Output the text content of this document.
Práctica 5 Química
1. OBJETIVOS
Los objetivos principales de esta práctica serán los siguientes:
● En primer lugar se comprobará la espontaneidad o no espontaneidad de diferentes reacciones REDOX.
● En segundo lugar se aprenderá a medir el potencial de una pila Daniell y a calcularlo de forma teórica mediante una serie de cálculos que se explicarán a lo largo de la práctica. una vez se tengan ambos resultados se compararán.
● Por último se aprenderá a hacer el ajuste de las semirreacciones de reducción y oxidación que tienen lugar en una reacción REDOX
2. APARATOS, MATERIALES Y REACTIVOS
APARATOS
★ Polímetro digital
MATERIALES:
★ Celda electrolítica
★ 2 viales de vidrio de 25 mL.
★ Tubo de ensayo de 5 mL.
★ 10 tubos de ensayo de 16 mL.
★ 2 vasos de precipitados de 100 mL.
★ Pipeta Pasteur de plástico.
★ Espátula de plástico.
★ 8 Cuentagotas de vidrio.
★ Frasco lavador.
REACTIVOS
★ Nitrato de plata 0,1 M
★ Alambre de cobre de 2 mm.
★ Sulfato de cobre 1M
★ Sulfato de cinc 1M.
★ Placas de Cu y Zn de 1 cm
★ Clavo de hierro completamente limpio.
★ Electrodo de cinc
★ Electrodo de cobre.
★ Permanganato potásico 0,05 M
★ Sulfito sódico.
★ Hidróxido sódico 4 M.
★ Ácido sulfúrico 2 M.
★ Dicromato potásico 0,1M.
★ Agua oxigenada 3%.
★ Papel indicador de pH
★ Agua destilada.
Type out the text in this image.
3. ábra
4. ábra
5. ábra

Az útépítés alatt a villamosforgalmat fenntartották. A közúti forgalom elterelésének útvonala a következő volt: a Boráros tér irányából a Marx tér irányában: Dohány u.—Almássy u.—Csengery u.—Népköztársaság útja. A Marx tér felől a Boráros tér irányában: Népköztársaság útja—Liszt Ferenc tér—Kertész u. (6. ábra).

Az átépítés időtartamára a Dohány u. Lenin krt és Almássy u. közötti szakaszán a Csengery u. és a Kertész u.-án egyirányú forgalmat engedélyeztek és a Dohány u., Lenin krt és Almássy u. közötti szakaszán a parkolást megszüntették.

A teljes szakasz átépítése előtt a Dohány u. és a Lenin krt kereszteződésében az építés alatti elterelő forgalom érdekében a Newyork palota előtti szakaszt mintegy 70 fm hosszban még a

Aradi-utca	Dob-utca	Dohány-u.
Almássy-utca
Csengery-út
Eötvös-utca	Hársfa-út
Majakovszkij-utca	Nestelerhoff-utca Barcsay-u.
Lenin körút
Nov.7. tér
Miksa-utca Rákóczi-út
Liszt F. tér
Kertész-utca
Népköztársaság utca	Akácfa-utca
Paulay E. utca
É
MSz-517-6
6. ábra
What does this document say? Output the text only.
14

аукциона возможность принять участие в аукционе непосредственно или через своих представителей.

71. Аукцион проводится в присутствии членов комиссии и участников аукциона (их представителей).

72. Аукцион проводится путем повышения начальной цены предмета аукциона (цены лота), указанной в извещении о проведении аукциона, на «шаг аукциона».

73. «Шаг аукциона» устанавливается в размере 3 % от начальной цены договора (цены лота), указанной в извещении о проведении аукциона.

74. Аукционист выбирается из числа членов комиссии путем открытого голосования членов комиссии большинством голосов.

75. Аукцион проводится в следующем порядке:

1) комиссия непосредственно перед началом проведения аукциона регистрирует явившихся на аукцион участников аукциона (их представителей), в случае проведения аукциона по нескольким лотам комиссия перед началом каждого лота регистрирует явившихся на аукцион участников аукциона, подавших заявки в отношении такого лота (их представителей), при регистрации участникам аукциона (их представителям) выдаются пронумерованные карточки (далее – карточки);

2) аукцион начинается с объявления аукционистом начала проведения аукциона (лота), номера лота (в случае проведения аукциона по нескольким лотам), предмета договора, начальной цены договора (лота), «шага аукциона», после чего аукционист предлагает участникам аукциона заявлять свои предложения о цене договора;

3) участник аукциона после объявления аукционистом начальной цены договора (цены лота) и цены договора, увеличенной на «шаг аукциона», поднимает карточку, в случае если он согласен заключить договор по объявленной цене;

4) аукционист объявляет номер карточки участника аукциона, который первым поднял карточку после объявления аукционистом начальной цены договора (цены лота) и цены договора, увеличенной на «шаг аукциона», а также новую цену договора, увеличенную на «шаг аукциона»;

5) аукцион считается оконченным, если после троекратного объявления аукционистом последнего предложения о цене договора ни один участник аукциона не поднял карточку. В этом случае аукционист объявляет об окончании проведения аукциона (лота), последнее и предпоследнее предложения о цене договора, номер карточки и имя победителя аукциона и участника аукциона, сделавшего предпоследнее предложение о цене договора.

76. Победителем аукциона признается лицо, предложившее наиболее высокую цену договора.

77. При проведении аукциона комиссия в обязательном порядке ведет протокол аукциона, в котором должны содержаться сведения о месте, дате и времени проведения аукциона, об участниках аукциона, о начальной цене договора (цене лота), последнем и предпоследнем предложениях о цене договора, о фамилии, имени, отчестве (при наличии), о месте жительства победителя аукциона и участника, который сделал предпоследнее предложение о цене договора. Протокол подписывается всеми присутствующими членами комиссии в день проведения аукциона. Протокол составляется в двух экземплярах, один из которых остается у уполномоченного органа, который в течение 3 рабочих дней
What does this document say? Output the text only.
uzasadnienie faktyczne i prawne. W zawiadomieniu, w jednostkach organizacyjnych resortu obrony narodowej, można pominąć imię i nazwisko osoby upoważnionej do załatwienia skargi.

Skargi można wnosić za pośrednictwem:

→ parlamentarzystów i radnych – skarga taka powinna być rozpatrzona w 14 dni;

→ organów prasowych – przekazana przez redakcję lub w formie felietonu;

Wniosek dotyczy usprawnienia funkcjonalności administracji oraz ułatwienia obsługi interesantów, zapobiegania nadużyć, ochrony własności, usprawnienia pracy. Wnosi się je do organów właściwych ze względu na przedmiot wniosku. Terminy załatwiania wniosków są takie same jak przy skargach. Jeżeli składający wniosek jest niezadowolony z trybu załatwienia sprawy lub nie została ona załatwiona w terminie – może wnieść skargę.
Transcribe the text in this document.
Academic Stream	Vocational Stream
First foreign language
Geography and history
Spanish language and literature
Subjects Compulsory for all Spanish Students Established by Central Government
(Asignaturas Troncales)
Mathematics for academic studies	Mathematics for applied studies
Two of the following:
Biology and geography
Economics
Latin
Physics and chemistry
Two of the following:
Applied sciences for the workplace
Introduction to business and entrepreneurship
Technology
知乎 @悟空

======

**Task instructions:** Output the records verbatim, from the first line to the last.

**Solution to the exercise:**
Output the text content of this document.
Práctica 5 Química
1. OBJETIVOS
Los objetivos principales de esta práctica serán los siguientes:
● En primer lugar se comprobará la espontaneidad o no espontaneidad de diferentes reacciones REDOX.
● En segundo lugar se aprenderá a medir el potencial de una pila Daniell y a calcularlo de forma teórica mediante una serie de cálculos que se explicarán a lo largo de la práctica. una vez se tengan ambos resultados se compararán.
● Por último se aprenderá a hacer el ajuste de las semirreacciones de reducción y oxidación que tienen lugar en una reacción REDOX
2. APARATOS, MATERIALES Y REACTIVOS
APARATOS
★ Polímetro digital
MATERIALES:
★ Celda electrolítica
★ 2 viales de vidrio de 25 mL.
★ Tubo de ensayo de 5 mL.
★ 10 tubos de ensayo de 16 mL.
★ 2 vasos de precipitados de 100 mL.
★ Pipeta Pasteur de plástico.
★ Espátula de plástico.
★ 8 Cuentagotas de vidrio.
★ Frasco lavador.
REACTIVOS
★ Nitrato de plata 0,1 M
★ Alambre de cobre de 2 mm.
★ Sulfato de cobre 1M
★ Sulfato de cinc 1M.
★ Placas de Cu y Zn de 1 cm
★ Clavo de hierro completamente limpio.
★ Electrodo de cinc
★ Electrodo de cobre.
★ Permanganato potásico 0,05 M
★ Sulfito sódico.
★ Hidróxido sódico 4 M.
★ Ácido sulfúrico 2 M.
★ Dicromato potásico 0,1M.
★ Agua oxigenada 3%.
★ Papel indicador de pH
★ Agua destilada.
Type out the text in this image.
3. ábra
4. ábra
5. ábra

Az útépítés alatt a villamosforgalmat fenntartották. A közúti forgalom elterelésének útvonala a következő volt: a Boráros tér irányából a Marx tér irányában: Dohány u.—Almássy u.—Csengery u.—Népköztársaság útja. A Marx tér felől a Boráros tér irányában: Népköztársaság útja—Liszt Ferenc tér—Kertész u. (6. ábra).

Az átépítés időtartamára a Dohány u. Lenin krt és Almássy u. közötti szakaszán a Csengery u. és a Kertész u.-án egyirányú forgalmat engedélyeztek és a Dohány u., Lenin krt és Almássy u. közötti szakaszán a parkolást megszüntették.

A teljes szakasz átépítése előtt a Dohány u. és a Lenin krt kereszteződésében az építés alatti elterelő forgalom érdekében a Newyork palota előtti szakaszt mintegy 70 fm hosszban még a

Aradi-utca	Dob-utca	Dohány-u.
Almássy-utca
Csengery-út
Eötvös-utca	Hársfa-út
Majakovszkij-utca	Nestelerhoff-utca Barcsay-u.
Lenin körút
Nov.7. tér
Miksa-utca Rákóczi-út
Liszt F. tér
Kertész-utca
Népköztársaság utca	Akácfa-utca
Paulay E. utca
É
MSz-517-6
6. ábra
What does this document say? Output the text only.
14

аукциона возможность принять участие в аукционе непосредственно или через своих представителей.

71. Аукцион проводится в присутствии членов комиссии и участников аукциона (их представителей).

72. Аукцион проводится путем повышения начальной цены предмета аукциона (цены лота), указанной в извещении о проведении аукциона, на «шаг аукциона».

73. «Шаг аукциона» устанавливается в размере 3 % от начальной цены договора (цены лота), указанной в извещении о проведении аукциона.

74. Аукционист выбирается из числа членов комиссии путем открытого голосования членов комиссии большинством голосов.

75. Аукцион проводится в следующем порядке:

1) комиссия непосредственно перед началом проведения аукциона регистрирует явившихся на аукцион участников аукциона (их представителей), в случае проведения аукциона по нескольким лотам комиссия перед началом каждого лота регистрирует явившихся на аукцион участников аукциона, подавших заявки в отношении такого лота (их представителей), при регистрации участникам аукциона (их представителям) выдаются пронумерованные карточки (далее – карточки);

2) аукцион начинается с объявления аукционистом начала проведения аукциона (лота), номера лота (в случае проведения аукциона по нескольким лотам), предмета договора, начальной цены договора (лота), «шага аукциона», после чего аукционист предлагает участникам аукциона заявлять свои предложения о цене договора;

3) участник аукциона после объявления аукционистом начальной цены договора (цены лота) и цены договора, увеличенной на «шаг аукциона», поднимает карточку, в случае если он согласен заключить договор по объявленной цене;

4) аукционист объявляет номер карточки участника аукциона, который первым поднял карточку после объявления аукционистом начальной цены договора (цены лота) и цены договора, увеличенной на «шаг аукциона», а также новую цену договора, увеличенную на «шаг аукциона»;

5) аукцион считается оконченным, если после троекратного объявления аукционистом последнего предложения о цене договора ни один участник аукциона не поднял карточку. В этом случае аукционист объявляет об окончании проведения аукциона (лота), последнее и предпоследнее предложения о цене договора, номер карточки и имя победителя аукциона и участника аукциона, сделавшего предпоследнее предложение о цене договора.

76. Победителем аукциона признается лицо, предложившее наиболее высокую цену договора.

77. При проведении аукциона комиссия в обязательном порядке ведет протокол аукциона, в котором должны содержаться сведения о месте, дате и времени проведения аукциона, об участниках аукциона, о начальной цене договора (цене лота), последнем и предпоследнем предложениях о цене договора, о фамилии, имени, отчестве (при наличии), о месте жительства победителя аукциона и участника, который сделал предпоследнее предложение о цене договора. Протокол подписывается всеми присутствующими членами комиссии в день проведения аукциона. Протокол составляется в двух экземплярах, один из которых остается у уполномоченного органа, который в течение 3 рабочих дней
What does this document say? Output the text only.
uzasadnienie faktyczne i prawne. W zawiadomieniu, w jednostkach organizacyjnych resortu obrony narodowej, można pominąć imię i nazwisko osoby upoważnionej do załatwienia skargi.

Skargi można wnosić za pośrednictwem:

→ parlamentarzystów i radnych – skarga taka powinna być rozpatrzona w 14 dni;

→ organów prasowych – przekazana przez redakcję lub w formie felietonu;

Wniosek dotyczy usprawnienia funkcjonalności administracji oraz ułatwienia obsługi interesantów, zapobiegania nadużyć, ochrony własności, usprawnienia pracy. Wnosi się je do organów właściwych ze względu na przedmiot wniosku. Terminy załatwiania wniosków są takie same jak przy skargach. Jeżeli składający wniosek jest niezadowolony z trybu załatwienia sprawy lub nie została ona załatwiona w terminie – może wnieść skargę.
Transcribe the text in this document.
Academic Stream	Vocational Stream
First foreign language
Geography and history
Spanish language and literature
Subjects Compulsory for all Spanish Students Established by Central Government
(Asignaturas Troncales)
Mathematics for academic studies	Mathematics for applied studies
Two of the following:
Biology and geography
Economics
Latin
Physics and chemistry
Two of the following:
Applied sciences for the workplace
Introduction to business and entrepreneurship
Technology
知乎 @悟空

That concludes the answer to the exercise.